Identify the lines that contain the word "Controls" and copy each one.
--- begin ---
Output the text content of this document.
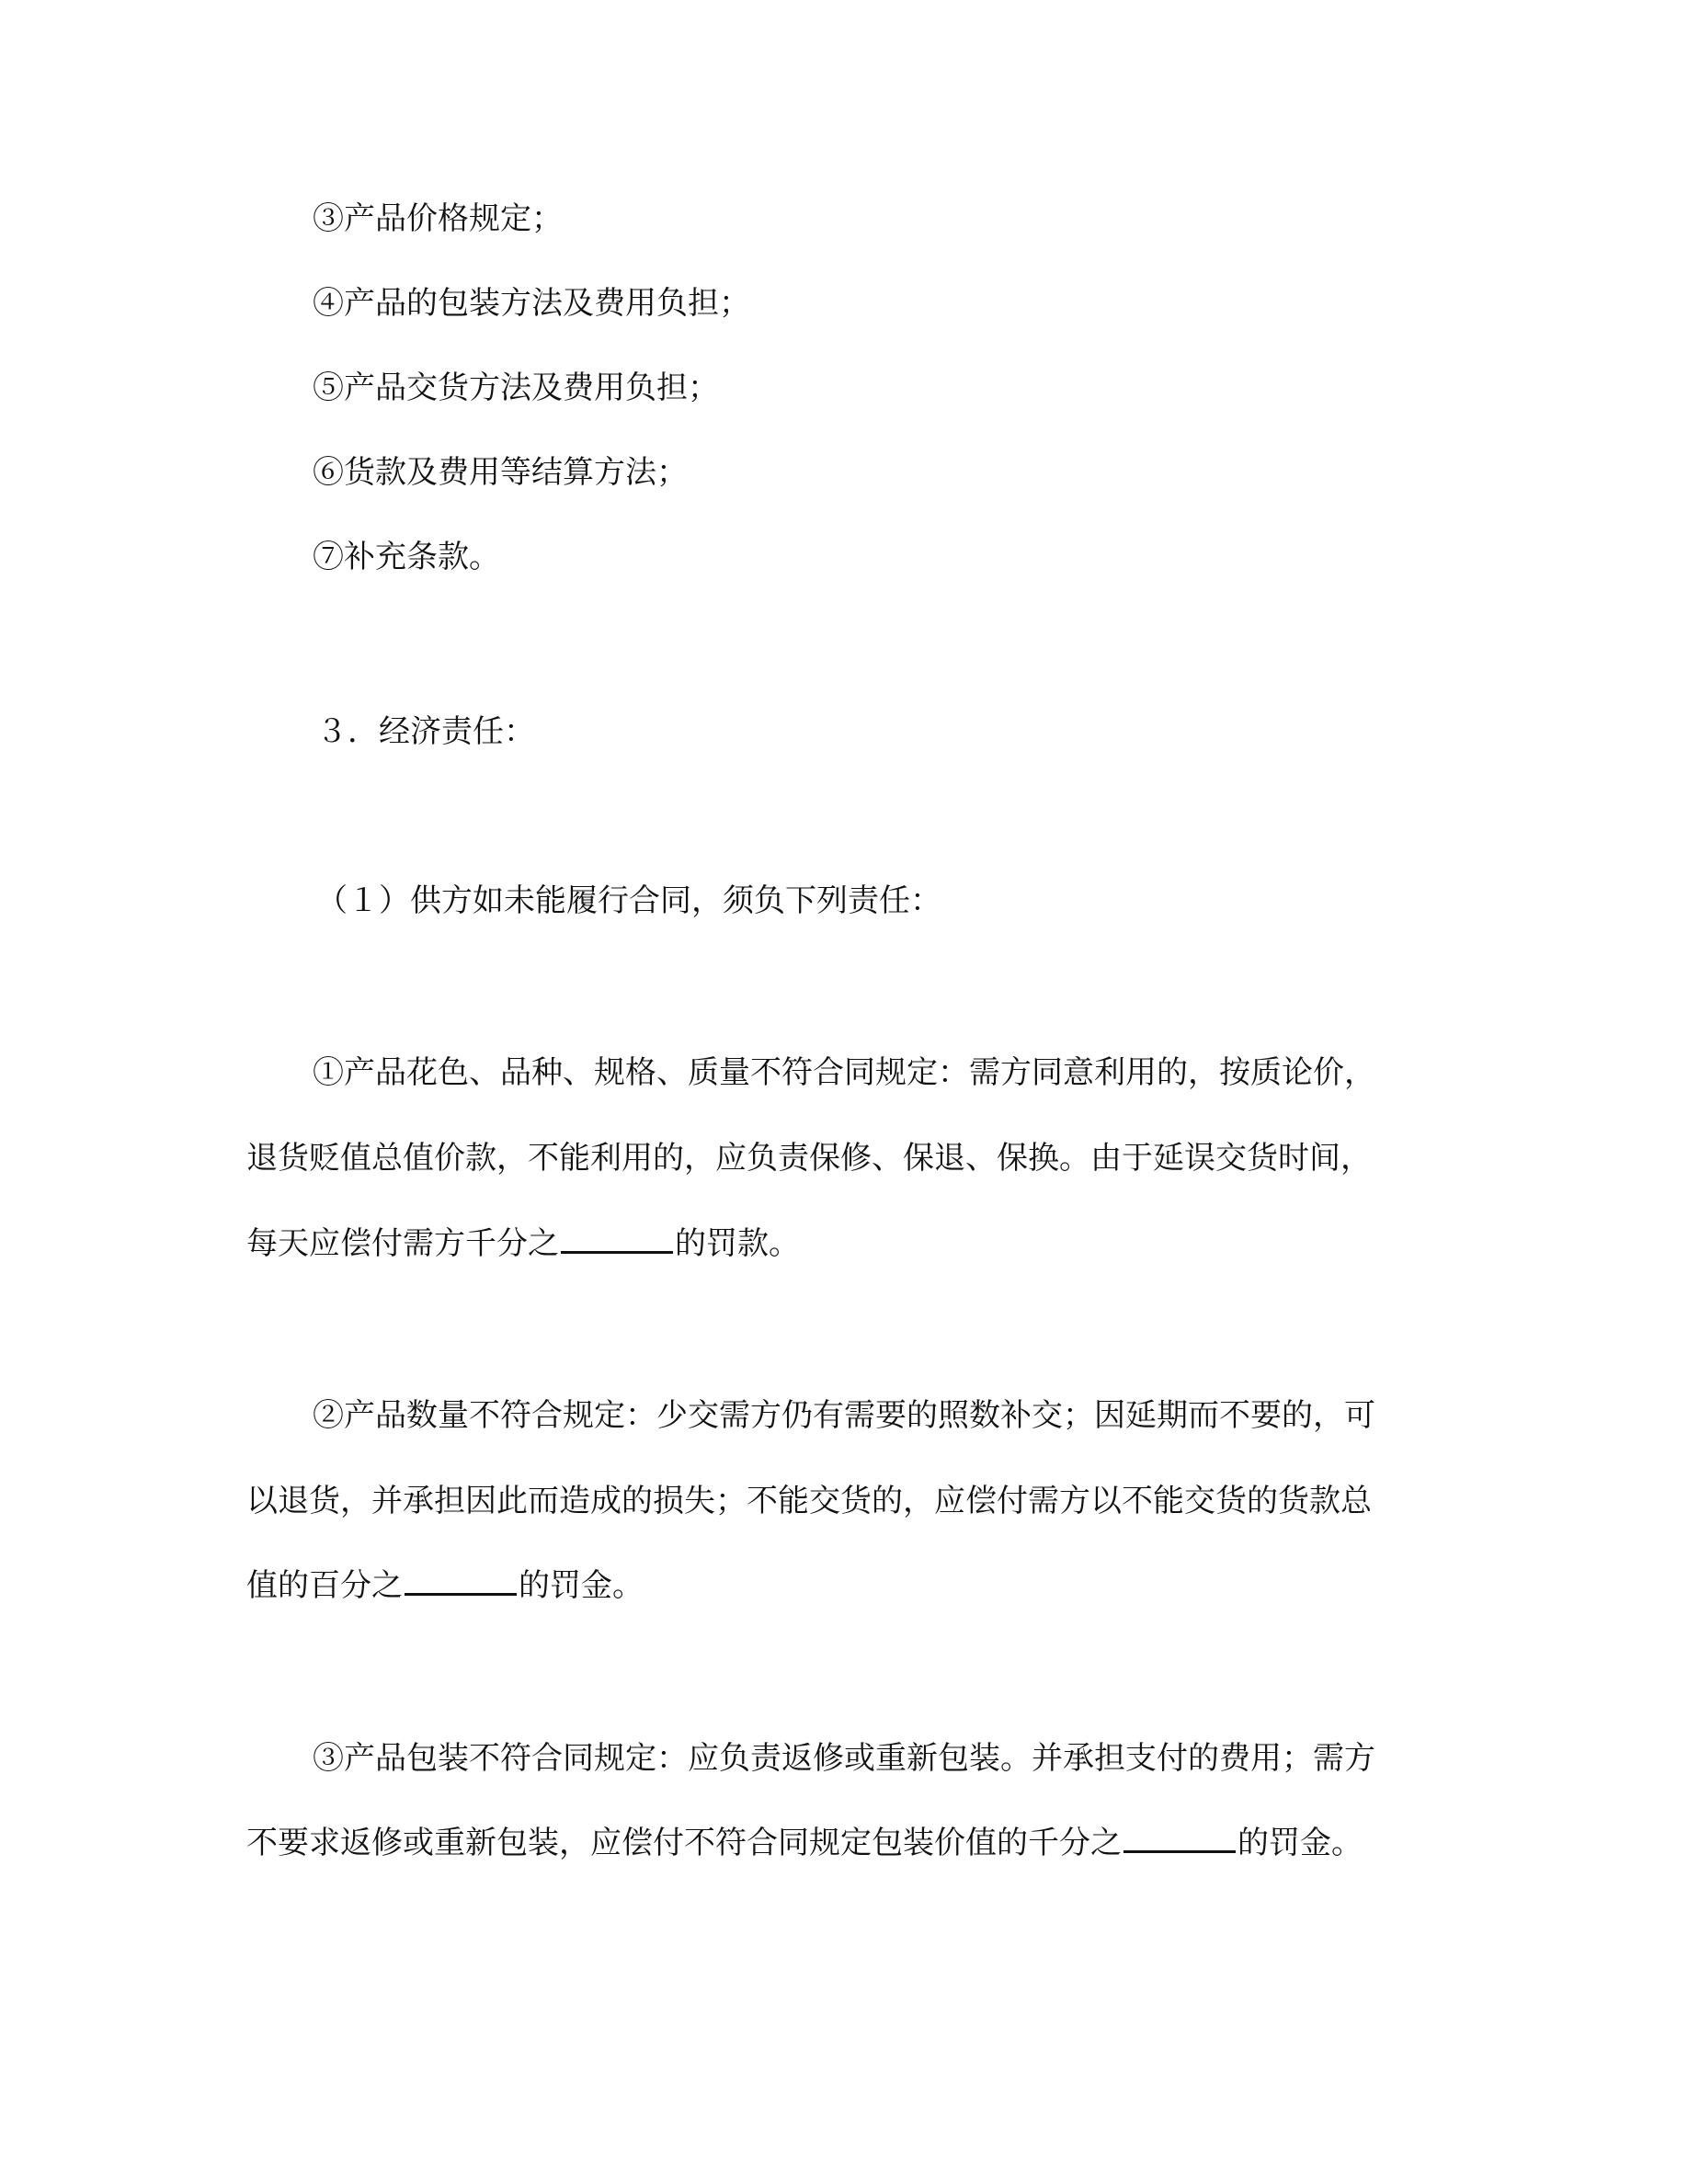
③产品价格规定；
④产品的包装方法及费用负担；
⑤产品交货方法及费用负担；
⑥货款及费用等结算方法；
⑦补充条款。
３．经济责任：
（１）供方如未能履行合同，须负下列责任：
①产品花色、品种、规格、质量不符合同规定：需方同意利用的，按质论价，
退货贬值总值价款，不能利用的，应负责保修、保退、保换。由于延误交货时间，
每天应偿付需方千分之	的罚款。
②产品数量不符合规定：少交需方仍有需要的照数补交；因延期而不要的，可
以退货，并承担因此而造成的损失；不能交货的，应偿付需方以不能交货的货款总
值的百分之	的罚金。
③产品包装不符合同规定：应负责返修或重新包装。并承担支付的费用；需方
不要求返修或重新包装，应偿付不符合同规定包装价值的千分之	的罚金。
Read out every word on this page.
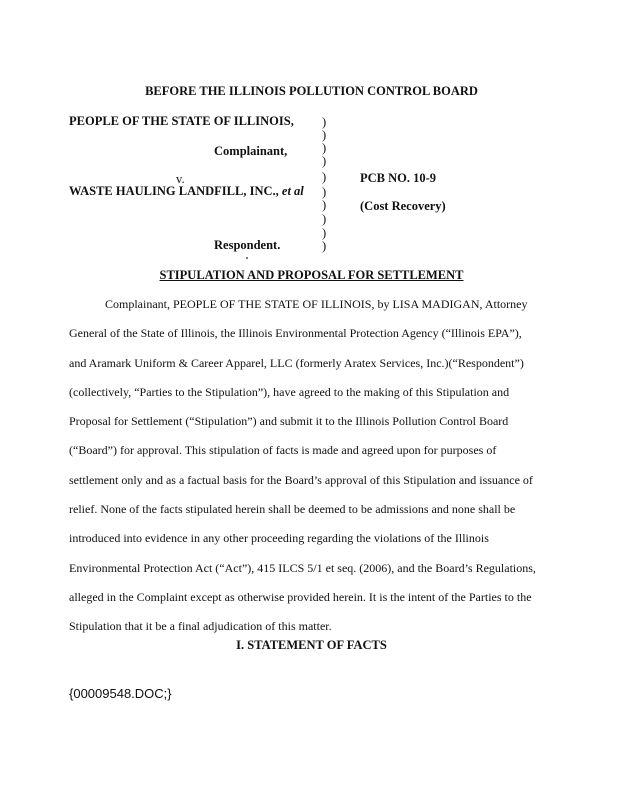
BEFORE THE ILLINOIS POLLUTION CONTROL BOARD
PEOPLE OF THE STATE OF ILLINOIS,
Complainant,
v.
WASTE HAULING LANDFILL, INC., et al
Respondent.
)
)
)
)
)
)
)
)
)
)
PCB NO. 10-9
(Cost Recovery)
STIPULATION AND PROPOSAL FOR SETTLEMENT
Complainant, PEOPLE OF THE STATE OF ILLINOIS, by LISA MADIGAN, Attorney
General of the State of Illinois, the Illinois Environmental Protection Agency (“Illinois EPA”),
and Aramark Uniform & Career Apparel, LLC (formerly Aratex Services, Inc.)(“Respondent”)
(collectively, “Parties to the Stipulation”), have agreed to the making of this Stipulation and
Proposal for Settlement (“Stipulation”) and submit it to the Illinois Pollution Control Board
(“Board”) for approval. This stipulation of facts is made and agreed upon for purposes of
settlement only and as a factual basis for the Board’s approval of this Stipulation and issuance of
relief. None of the facts stipulated herein shall be deemed to be admissions and none shall be
introduced into evidence in any other proceeding regarding the violations of the Illinois
Environmental Protection Act (“Act”), 415 ILCS 5/1 et seq. (2006), and the Board’s Regulations,
alleged in the Complaint except as otherwise provided herein. It is the intent of the Parties to the
Stipulation that it be a final adjudication of this matter.
I. STATEMENT OF FACTS
{00009548.DOC;}
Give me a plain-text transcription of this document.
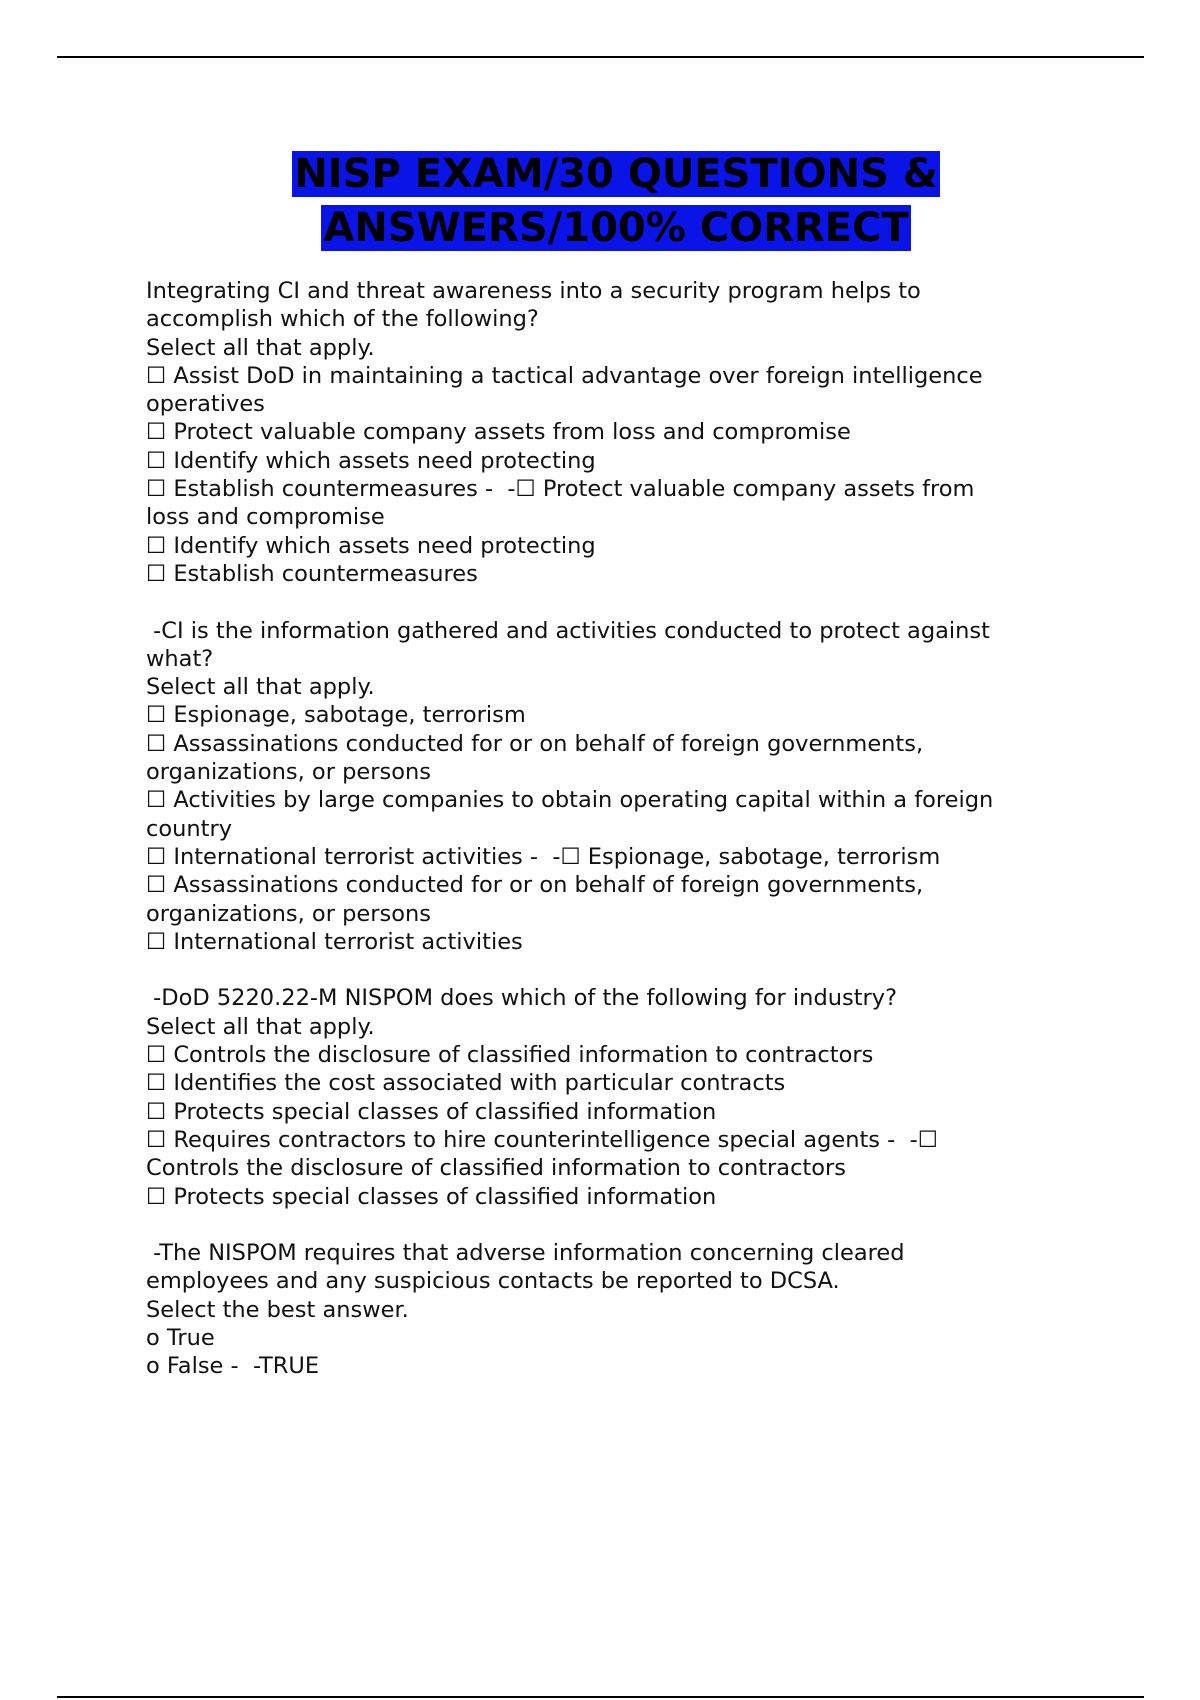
NISP EXAM/30 QUESTIONS &
ANSWERS/100% CORRECT
Integrating CI and threat awareness into a security program helps to
accomplish which of the following?
Select all that apply.
☐ Assist DoD in maintaining a tactical advantage over foreign intelligence
operatives
☐ Protect valuable company assets from loss and compromise
☐ Identify which assets need protecting
☐ Establish countermeasures -  -☐ Protect valuable company assets from
loss and compromise
☐ Identify which assets need protecting
☐ Establish countermeasures
-CI is the information gathered and activities conducted to protect against
what?
Select all that apply.
☐ Espionage, sabotage, terrorism
☐ Assassinations conducted for or on behalf of foreign governments,
organizations, or persons
☐ Activities by large companies to obtain operating capital within a foreign
country
☐ International terrorist activities -  -☐ Espionage, sabotage, terrorism
☐ Assassinations conducted for or on behalf of foreign governments,
organizations, or persons
☐ International terrorist activities
-DoD 5220.22-M NISPOM does which of the following for industry?
Select all that apply.
☐ Controls the disclosure of classified information to contractors
☐ Identifies the cost associated with particular contracts
☐ Protects special classes of classified information
☐ Requires contractors to hire counterintelligence special agents -  -☐
Controls the disclosure of classified information to contractors
☐ Protects special classes of classified information
-The NISPOM requires that adverse information concerning cleared
employees and any suspicious contacts be reported to DCSA.
Select the best answer.
o True
o False -  -TRUE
--- end ---
| EXPECTED ANSWER |
☐ Controls the disclosure of classified information to contractors
Controls the disclosure of classified information to contractors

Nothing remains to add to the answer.